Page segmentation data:

============================================================

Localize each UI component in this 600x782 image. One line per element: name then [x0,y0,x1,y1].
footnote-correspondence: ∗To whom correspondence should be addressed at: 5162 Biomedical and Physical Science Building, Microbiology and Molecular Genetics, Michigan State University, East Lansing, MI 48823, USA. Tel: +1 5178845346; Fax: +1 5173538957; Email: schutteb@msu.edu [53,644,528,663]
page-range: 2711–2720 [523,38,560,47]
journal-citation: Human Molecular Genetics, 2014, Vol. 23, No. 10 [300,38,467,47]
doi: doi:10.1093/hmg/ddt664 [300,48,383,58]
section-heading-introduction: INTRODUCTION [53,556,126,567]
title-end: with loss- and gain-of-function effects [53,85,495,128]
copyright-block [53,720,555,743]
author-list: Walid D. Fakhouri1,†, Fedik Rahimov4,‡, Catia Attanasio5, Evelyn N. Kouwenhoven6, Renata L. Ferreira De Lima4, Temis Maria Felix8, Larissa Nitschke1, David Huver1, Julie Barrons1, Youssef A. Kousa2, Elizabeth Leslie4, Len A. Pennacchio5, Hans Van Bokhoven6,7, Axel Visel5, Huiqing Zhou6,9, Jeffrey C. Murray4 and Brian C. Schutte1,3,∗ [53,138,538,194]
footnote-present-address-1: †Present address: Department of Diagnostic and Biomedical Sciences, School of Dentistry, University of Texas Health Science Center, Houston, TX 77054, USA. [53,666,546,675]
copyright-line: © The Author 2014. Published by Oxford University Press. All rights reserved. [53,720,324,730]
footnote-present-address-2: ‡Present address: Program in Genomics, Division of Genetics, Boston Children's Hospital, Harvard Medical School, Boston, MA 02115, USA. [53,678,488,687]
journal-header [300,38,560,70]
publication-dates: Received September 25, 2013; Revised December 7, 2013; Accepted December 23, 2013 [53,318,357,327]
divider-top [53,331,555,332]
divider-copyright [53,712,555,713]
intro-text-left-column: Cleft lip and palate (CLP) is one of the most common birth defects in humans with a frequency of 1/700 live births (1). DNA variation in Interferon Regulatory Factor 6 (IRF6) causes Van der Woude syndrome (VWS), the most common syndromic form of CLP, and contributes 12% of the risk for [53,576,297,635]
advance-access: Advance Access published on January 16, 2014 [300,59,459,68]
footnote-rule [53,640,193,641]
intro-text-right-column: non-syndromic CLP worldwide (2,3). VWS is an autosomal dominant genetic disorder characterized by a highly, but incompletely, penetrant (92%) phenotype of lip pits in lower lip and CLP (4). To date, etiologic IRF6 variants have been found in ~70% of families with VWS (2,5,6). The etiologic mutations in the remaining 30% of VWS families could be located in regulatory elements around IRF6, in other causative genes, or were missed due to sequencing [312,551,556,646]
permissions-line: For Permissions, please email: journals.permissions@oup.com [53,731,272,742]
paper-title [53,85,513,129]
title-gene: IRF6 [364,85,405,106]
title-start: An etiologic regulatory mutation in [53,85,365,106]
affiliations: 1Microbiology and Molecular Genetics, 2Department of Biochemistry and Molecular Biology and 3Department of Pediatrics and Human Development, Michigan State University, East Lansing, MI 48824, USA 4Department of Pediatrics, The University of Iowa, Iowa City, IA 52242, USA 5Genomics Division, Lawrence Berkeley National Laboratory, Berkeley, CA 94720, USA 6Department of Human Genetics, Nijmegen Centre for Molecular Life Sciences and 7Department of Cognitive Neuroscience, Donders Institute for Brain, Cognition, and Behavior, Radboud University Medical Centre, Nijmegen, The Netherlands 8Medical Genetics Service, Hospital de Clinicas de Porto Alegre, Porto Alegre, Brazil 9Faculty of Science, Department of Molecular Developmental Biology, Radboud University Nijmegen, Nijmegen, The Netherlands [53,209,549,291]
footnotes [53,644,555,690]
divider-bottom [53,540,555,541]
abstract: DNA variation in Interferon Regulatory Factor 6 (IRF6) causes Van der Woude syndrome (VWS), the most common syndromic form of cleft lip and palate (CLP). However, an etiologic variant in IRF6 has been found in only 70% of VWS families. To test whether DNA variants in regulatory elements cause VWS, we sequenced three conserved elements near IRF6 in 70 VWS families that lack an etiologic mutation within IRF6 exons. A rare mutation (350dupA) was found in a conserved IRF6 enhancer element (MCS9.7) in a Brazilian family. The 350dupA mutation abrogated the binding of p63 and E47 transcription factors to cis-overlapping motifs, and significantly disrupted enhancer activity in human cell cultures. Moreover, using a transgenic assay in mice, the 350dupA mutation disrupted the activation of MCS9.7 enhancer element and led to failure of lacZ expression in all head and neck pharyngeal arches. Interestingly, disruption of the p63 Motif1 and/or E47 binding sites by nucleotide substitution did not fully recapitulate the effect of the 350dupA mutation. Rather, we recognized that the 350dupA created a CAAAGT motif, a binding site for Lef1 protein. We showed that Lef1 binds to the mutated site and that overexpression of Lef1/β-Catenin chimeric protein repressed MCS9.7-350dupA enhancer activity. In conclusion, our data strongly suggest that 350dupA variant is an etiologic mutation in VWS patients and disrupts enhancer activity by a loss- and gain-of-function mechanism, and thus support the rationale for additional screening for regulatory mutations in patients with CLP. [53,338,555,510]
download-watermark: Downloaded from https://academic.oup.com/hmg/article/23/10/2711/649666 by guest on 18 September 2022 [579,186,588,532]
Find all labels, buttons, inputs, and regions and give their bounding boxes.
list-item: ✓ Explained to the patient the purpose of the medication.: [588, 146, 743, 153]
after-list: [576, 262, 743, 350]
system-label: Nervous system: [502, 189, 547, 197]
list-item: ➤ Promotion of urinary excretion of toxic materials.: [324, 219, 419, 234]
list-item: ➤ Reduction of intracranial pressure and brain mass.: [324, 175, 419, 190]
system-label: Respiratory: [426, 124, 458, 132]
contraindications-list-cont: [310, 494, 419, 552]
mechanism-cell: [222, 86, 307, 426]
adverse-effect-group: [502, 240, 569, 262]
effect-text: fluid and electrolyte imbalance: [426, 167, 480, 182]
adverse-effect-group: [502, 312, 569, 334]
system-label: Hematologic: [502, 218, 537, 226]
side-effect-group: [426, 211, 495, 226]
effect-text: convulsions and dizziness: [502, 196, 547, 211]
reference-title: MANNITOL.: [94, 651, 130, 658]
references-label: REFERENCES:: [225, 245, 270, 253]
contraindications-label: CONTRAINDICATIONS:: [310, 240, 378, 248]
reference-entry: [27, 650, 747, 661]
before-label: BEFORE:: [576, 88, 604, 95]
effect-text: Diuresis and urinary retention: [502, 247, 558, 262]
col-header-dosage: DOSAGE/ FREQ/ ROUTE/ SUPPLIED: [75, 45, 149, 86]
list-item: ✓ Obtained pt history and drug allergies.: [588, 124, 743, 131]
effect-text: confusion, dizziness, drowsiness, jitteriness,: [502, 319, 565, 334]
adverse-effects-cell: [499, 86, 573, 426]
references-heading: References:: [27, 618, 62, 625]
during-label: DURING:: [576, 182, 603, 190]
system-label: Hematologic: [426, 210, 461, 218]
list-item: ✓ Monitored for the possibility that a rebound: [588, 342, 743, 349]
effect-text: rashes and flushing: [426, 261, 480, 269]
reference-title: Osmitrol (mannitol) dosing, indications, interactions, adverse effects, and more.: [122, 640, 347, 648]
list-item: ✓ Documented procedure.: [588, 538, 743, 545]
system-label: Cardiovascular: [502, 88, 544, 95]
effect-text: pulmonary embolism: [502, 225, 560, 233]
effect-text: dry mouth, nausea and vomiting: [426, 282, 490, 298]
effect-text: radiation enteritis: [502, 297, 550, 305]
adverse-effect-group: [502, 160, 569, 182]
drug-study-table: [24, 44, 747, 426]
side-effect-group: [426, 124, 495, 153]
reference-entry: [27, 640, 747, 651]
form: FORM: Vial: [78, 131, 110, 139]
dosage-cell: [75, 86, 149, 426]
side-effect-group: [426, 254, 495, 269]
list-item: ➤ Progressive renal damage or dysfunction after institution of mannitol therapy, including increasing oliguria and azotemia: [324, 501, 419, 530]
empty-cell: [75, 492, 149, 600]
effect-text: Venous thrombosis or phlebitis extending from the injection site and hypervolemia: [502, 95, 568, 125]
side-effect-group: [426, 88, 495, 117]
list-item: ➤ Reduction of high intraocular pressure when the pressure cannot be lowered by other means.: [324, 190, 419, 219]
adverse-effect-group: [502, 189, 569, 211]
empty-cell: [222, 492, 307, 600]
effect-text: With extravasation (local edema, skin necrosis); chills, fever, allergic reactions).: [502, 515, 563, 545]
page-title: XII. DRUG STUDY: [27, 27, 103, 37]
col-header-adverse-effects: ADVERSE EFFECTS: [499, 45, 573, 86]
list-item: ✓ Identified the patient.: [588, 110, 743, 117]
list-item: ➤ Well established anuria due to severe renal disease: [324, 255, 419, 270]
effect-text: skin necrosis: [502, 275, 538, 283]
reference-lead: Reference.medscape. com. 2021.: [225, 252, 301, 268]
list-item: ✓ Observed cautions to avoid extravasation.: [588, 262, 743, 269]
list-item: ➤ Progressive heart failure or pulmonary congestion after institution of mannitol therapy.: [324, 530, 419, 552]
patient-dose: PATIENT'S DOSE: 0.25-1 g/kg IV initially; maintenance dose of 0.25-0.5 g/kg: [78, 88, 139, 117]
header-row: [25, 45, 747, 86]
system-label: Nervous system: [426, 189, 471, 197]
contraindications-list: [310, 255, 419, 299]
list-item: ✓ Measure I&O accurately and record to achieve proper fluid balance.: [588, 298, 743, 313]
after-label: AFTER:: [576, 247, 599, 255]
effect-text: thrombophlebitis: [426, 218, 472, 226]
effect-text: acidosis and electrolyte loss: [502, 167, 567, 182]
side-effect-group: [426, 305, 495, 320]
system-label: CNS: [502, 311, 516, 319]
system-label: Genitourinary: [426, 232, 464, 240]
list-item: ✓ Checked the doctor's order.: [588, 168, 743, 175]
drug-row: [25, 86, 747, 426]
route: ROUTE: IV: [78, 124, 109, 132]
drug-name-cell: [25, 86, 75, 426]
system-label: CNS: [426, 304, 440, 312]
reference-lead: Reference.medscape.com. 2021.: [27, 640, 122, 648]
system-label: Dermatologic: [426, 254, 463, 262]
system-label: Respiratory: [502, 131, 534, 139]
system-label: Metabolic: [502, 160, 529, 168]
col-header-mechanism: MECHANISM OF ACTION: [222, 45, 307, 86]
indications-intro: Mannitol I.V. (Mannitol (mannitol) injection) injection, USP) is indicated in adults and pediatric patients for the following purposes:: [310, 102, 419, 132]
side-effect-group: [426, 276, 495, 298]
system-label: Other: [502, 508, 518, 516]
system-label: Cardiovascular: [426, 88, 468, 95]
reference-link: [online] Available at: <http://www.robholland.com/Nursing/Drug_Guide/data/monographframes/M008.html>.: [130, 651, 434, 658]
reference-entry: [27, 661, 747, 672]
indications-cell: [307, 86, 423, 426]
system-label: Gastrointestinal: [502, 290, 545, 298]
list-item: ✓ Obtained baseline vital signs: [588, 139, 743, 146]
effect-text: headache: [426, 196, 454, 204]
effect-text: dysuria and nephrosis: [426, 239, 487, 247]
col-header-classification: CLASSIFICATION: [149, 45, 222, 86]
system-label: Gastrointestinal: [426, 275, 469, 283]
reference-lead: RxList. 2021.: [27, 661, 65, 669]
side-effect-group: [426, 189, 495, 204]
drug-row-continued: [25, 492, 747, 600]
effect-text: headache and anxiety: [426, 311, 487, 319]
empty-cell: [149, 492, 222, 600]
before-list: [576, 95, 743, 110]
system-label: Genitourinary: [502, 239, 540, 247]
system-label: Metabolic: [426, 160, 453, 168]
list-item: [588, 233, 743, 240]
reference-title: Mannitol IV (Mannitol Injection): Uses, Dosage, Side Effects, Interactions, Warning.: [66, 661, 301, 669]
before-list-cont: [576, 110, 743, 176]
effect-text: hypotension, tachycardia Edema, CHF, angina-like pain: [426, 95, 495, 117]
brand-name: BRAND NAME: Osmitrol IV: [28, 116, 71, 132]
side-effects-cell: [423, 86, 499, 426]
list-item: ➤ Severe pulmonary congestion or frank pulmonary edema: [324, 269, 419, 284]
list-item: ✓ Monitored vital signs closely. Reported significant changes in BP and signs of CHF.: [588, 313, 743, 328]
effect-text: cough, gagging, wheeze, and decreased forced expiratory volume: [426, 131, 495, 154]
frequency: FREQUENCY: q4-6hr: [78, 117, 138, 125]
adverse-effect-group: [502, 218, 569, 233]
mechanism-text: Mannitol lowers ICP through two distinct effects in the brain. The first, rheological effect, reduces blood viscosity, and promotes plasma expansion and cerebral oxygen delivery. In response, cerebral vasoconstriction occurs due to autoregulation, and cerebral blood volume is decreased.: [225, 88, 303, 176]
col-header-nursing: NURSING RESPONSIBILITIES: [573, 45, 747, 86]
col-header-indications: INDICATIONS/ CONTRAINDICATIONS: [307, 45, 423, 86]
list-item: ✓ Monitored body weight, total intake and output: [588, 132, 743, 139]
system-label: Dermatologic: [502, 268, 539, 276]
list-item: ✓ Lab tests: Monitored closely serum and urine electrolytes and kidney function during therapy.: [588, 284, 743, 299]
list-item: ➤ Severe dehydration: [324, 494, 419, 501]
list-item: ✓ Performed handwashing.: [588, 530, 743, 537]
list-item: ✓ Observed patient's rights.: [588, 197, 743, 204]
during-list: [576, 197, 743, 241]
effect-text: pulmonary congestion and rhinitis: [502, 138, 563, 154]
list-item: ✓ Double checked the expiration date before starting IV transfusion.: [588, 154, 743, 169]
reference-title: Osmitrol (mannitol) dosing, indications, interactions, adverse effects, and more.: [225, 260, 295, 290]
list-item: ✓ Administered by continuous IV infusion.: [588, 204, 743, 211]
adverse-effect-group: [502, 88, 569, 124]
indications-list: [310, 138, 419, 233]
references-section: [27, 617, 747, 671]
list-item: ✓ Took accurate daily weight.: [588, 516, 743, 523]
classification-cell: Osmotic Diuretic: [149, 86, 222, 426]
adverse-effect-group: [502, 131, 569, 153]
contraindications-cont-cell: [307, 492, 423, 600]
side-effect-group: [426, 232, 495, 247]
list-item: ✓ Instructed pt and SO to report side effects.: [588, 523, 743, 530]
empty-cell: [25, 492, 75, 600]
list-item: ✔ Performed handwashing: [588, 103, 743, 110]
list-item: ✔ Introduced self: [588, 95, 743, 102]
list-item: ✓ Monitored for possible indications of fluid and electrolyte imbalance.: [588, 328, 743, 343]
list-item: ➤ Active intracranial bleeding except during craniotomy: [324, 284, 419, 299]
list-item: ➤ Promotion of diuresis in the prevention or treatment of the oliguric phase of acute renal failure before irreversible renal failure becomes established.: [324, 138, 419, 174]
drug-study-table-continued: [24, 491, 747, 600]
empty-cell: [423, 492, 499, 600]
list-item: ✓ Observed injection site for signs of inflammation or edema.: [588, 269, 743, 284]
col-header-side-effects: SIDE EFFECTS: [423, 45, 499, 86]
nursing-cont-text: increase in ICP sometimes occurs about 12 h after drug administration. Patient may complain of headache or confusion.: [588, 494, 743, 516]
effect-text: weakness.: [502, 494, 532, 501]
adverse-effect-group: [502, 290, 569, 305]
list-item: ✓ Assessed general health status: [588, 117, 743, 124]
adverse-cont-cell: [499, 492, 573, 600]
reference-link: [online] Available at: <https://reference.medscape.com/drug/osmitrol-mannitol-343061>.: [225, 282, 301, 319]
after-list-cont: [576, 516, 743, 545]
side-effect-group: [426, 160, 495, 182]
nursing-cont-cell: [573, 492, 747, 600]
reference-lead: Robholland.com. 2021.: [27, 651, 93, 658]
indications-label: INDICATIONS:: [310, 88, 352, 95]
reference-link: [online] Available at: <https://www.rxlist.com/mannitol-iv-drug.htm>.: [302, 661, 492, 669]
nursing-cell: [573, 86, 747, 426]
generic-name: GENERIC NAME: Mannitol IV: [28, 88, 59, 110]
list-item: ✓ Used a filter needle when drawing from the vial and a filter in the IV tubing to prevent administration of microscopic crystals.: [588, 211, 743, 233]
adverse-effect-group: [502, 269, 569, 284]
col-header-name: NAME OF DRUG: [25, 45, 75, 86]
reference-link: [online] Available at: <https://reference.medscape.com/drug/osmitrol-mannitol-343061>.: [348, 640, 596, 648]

============================================================

When the word "before" shows up in a line of the entries, report that line.

before-label: BEFORE:: [576, 88, 604, 95]
before-list: [576, 95, 743, 110]
before-list-cont: [576, 110, 743, 176]
list-item: ✓ Double checked the expiration date before starting IV transfusion.: [588, 154, 743, 169]
list-item: ➤ Promotion of diuresis in the prevention or treatment of the oliguric phase of acute renal failure before irreversible renal failure becomes established.: [324, 138, 419, 174]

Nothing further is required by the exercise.